▶ Written exercise
Wherever the word "curtain" appears in a line, extract that line.
== Raw data ==
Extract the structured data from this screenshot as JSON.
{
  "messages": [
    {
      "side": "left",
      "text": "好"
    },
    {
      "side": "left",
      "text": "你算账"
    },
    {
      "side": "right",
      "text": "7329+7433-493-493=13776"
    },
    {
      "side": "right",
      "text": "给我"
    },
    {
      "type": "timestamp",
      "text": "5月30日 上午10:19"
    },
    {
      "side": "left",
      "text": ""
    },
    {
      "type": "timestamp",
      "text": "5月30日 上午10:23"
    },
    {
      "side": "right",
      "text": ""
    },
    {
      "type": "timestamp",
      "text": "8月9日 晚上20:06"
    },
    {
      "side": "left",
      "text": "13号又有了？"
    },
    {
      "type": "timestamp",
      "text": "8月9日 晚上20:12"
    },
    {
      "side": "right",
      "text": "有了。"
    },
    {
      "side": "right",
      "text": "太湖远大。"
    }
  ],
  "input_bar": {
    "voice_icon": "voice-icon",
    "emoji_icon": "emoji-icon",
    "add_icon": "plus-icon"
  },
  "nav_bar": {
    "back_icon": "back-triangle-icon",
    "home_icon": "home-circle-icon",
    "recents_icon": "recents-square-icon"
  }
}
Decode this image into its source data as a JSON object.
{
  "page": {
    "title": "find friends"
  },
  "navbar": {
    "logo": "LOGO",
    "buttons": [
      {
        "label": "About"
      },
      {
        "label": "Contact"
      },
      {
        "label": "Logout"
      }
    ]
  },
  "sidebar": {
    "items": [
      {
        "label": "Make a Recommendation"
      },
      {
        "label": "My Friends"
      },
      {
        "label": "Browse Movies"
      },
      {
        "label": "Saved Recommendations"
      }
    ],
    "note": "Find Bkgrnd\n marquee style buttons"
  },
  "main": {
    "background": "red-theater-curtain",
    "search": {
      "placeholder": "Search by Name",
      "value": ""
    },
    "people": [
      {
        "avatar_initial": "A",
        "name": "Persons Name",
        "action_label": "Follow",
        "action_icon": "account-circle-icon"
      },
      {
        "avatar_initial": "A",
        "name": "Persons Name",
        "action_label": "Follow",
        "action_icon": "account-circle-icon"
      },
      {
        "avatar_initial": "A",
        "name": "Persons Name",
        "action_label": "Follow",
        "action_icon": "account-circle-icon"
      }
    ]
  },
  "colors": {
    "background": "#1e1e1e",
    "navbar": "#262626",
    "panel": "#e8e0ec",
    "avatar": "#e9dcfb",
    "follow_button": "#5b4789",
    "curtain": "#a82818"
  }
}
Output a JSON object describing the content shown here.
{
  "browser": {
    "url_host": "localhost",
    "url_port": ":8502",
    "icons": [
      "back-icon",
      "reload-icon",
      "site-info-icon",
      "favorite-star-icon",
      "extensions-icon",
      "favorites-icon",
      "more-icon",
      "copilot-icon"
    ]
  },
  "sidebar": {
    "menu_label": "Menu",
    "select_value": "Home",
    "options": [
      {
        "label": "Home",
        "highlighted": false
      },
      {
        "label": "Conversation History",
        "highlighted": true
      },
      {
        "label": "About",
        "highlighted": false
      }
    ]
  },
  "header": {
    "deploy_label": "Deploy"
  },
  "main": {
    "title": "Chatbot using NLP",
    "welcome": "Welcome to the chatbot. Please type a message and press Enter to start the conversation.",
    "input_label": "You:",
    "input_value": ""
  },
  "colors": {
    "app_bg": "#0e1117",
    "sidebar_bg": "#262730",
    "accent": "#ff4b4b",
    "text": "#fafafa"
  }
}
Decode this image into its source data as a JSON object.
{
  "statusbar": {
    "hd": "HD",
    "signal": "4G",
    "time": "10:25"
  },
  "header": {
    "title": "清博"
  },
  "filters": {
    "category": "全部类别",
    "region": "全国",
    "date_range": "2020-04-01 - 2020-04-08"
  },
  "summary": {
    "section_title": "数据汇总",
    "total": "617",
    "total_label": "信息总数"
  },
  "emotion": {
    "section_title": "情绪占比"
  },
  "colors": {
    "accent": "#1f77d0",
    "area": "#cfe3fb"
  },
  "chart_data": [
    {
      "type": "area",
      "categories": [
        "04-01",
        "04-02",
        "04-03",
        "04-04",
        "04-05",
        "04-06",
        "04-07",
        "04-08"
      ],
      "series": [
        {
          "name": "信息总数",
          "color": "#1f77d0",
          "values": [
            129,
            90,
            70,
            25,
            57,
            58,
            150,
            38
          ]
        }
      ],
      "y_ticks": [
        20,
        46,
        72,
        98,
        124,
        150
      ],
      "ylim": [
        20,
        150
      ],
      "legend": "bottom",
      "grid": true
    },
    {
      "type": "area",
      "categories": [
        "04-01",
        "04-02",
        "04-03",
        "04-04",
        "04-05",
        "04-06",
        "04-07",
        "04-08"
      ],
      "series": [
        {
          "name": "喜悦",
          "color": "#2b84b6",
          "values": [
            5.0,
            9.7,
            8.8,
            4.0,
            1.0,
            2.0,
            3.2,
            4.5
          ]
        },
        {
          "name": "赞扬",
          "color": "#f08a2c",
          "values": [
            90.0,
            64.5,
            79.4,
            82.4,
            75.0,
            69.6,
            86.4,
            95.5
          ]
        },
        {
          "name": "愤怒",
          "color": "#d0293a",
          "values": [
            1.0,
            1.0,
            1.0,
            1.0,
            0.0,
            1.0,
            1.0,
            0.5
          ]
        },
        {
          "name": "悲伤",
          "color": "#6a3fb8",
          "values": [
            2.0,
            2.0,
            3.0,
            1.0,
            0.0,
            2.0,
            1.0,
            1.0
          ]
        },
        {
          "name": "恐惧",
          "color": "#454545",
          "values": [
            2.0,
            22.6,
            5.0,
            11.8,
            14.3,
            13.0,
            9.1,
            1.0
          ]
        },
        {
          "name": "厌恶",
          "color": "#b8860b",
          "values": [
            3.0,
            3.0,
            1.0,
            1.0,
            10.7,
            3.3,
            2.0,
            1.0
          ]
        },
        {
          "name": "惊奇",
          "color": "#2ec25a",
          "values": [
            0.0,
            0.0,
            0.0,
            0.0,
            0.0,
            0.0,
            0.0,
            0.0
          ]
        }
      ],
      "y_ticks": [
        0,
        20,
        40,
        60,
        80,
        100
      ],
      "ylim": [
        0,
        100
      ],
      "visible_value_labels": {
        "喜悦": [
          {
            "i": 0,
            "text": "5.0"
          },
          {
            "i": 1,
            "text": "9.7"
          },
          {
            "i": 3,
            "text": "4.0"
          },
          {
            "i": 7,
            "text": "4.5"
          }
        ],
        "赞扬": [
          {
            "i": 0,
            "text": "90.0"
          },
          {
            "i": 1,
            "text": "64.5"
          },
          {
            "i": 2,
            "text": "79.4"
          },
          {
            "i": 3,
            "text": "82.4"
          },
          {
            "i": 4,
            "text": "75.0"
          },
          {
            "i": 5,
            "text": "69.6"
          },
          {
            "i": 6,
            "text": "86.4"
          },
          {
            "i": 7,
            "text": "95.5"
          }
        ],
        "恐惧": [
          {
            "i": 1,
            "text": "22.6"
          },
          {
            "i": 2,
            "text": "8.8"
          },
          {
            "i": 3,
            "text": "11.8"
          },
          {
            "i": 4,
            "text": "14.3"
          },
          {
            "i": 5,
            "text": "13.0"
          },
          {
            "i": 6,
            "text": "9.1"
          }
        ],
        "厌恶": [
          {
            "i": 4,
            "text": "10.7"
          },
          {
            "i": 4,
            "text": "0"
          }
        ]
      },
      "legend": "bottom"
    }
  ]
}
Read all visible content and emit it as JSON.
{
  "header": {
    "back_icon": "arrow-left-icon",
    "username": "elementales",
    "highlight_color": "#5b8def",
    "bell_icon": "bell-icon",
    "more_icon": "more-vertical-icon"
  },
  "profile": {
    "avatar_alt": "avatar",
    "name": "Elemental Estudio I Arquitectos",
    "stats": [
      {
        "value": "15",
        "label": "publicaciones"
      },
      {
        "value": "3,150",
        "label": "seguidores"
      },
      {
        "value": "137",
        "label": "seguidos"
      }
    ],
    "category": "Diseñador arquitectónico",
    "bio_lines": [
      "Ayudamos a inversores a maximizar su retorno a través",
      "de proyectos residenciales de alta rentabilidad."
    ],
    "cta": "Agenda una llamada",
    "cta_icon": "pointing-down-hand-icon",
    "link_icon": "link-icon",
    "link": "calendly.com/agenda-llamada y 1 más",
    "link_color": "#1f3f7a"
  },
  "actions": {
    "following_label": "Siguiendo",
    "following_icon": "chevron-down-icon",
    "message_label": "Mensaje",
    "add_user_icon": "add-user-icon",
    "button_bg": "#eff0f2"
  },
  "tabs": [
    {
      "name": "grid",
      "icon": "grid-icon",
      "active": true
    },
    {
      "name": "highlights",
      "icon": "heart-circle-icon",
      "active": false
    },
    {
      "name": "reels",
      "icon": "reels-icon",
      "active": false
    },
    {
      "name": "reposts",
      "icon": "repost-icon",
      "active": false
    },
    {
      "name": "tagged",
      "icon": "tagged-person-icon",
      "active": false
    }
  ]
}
===
▶ Exercise output
    "background": "red-theater-curtain",
    "curtain": "#a82818"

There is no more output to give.